Requirement - Identify the lines holding "Определение" and copy them.

BEGIN Available data

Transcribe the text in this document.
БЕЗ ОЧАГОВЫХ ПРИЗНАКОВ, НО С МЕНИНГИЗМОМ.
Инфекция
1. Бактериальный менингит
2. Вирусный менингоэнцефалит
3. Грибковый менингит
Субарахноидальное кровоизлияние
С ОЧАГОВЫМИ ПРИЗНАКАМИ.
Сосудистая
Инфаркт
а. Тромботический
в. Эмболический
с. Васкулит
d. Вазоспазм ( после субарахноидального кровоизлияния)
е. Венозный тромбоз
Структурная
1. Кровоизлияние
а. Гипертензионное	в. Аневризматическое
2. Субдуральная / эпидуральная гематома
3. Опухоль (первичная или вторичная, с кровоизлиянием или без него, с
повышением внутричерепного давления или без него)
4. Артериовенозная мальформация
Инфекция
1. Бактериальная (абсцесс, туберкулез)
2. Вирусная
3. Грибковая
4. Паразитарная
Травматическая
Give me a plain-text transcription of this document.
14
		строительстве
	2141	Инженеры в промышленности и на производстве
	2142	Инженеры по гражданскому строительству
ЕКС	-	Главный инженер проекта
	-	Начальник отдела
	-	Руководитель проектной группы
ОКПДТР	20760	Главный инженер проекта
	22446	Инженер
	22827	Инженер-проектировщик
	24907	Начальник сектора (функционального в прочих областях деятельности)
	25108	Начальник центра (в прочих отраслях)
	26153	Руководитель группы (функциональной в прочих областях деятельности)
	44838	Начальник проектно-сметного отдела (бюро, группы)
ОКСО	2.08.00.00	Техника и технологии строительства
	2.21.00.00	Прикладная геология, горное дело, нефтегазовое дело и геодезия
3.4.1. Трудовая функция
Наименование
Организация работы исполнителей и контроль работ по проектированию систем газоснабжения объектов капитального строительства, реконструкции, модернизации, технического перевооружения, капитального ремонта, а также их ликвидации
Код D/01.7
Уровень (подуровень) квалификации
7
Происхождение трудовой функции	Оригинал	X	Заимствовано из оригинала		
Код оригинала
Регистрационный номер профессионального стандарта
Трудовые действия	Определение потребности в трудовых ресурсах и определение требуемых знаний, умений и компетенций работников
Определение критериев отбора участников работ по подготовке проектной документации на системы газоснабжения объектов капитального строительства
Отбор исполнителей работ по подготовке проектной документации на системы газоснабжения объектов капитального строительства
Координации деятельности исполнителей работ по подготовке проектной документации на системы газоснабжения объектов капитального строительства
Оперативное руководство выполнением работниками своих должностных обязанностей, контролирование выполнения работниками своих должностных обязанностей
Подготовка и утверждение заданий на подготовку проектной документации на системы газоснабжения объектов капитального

END Available data

Complete response -
Трудовые действия	Определение потребности в трудовых ресурсах и определение требуемых знаний, умений и компетенций работников
Определение критериев отбора участников работ по подготовке проектной документации на системы газоснабжения объектов капитального строительства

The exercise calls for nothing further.